* Work required *
Could you retype, word for word, the part of the article on African agriculture policies that opens with "The dangers of" and closes with "dire food insecurity."?
═══ Document passage ═══
Successes, failures, and the way forward for African Agriculture policies
This is part one of our African Agriculture series – where we explore successes, failures, and the way forward for African Agriculture policies.
The dangers of land reform policies – The case of Ethiopia
Land reforms have been a thorny issue in Africa since the independence periods. Many countries, including South Africa and Nigeria, are still trying to navigate the complex matter of land rights, land reorganization, and the proper way to distribute agricultural land based on historic and socio-economic considerations.
Ethiopia stands out as a stark reminder of how land reform policies can go awry, and lead to increased vulnerability among small-scale rural farmers. Despite its immense agricultural potential, with large stretches of arable land (4th largest in Africa in terms of arable land with over 151 190 km²), the country has been consistently suffering from bouts of famine and dire food insecurity.
═══ Data records ═══
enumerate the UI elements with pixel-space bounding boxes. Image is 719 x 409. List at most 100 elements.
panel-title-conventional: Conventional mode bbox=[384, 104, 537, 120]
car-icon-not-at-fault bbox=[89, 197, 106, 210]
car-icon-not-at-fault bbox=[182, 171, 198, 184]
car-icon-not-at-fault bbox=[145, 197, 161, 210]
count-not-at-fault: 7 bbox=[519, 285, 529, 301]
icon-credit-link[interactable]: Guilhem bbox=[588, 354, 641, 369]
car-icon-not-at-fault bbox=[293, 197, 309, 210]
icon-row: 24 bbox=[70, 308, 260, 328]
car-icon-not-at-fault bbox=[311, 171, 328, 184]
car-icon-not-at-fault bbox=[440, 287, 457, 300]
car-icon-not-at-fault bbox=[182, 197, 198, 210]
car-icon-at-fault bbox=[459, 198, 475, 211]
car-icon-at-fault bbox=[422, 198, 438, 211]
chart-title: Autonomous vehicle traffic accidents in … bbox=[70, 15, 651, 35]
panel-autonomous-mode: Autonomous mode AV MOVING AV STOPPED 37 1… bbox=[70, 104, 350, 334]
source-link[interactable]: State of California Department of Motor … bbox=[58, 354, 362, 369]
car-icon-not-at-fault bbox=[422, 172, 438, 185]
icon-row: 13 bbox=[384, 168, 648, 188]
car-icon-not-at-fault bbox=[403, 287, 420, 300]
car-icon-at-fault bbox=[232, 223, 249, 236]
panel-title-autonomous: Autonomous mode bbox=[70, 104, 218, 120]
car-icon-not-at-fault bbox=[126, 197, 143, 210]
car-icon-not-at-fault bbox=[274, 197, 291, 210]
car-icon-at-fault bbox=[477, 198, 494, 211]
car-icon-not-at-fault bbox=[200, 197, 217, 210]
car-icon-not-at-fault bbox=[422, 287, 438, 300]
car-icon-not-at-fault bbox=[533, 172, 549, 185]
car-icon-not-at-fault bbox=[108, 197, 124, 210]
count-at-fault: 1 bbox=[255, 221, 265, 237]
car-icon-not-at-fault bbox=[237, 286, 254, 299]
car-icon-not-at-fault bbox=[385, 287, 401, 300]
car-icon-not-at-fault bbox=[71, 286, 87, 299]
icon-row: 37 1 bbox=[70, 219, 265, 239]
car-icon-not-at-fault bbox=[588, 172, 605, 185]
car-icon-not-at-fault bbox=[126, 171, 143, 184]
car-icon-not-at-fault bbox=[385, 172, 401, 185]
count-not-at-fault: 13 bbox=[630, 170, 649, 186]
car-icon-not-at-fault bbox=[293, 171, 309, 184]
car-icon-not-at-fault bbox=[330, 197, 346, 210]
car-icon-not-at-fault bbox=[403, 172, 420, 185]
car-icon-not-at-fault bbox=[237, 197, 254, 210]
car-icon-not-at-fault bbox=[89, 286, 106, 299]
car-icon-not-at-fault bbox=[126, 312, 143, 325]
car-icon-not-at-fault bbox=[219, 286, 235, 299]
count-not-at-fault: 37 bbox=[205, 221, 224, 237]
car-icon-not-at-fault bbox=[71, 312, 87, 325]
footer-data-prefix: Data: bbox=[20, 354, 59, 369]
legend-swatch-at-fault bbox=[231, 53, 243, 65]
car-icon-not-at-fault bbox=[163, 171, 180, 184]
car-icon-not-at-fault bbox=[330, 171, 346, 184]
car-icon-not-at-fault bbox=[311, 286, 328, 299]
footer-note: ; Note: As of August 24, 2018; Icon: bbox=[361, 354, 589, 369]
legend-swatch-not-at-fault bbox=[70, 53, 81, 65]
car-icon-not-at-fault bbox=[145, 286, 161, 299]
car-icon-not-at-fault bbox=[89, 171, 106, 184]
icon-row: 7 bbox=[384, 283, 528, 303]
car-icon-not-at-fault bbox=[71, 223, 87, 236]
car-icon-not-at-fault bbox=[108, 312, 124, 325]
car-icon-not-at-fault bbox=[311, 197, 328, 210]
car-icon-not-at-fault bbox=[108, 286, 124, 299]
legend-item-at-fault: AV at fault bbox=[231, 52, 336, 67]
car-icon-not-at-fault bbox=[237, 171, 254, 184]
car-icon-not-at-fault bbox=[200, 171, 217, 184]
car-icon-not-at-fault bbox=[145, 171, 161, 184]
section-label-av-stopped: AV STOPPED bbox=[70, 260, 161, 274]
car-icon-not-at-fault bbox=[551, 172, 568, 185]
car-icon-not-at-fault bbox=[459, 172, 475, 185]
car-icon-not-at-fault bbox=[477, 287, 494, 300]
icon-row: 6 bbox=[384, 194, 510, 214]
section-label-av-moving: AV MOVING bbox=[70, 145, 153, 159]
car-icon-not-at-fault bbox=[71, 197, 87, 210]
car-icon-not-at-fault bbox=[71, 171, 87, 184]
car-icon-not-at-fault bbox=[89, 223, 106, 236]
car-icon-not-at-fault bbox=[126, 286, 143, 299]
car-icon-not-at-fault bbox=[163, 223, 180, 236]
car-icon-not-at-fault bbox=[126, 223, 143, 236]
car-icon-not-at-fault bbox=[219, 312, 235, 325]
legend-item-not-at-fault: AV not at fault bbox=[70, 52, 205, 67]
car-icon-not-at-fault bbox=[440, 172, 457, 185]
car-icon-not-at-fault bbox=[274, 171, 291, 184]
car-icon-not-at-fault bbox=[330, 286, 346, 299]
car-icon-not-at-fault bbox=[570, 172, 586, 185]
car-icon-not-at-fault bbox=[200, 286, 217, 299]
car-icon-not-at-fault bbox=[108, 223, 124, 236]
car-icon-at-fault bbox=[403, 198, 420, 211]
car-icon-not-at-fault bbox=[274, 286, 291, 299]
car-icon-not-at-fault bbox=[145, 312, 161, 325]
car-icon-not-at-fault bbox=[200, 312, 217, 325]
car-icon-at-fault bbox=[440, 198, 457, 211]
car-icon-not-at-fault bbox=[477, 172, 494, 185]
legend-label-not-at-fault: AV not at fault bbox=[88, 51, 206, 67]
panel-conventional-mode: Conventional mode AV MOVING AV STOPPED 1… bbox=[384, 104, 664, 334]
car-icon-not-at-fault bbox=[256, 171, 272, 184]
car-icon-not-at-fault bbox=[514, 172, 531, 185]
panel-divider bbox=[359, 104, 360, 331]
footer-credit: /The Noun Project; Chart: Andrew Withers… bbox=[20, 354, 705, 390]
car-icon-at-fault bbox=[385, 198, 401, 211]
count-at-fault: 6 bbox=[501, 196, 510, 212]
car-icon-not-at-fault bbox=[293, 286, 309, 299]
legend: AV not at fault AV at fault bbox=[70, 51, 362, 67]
═══
* Correct answer *
The dangers of land reform policies – The case of Ethiopia
Land reforms have been a thorny issue in Africa since the independence periods. Many countries, including South Africa and Nigeria, are still trying to navigate the complex matter of land rights, land reorganization, and the proper way to distribute agricultural land based on historic and socio-economic considerations.
Ethiopia stands out as a stark reminder of how land reform policies can go awry, and lead to increased vulnerability among small-scale rural farmers. Despite its immense agricultural potential, with large stretches of arable land (4th largest in Africa in terms of arable land with over 151 190 km²), the country has been consistently suffering from bouts of famine and dire food insecurity.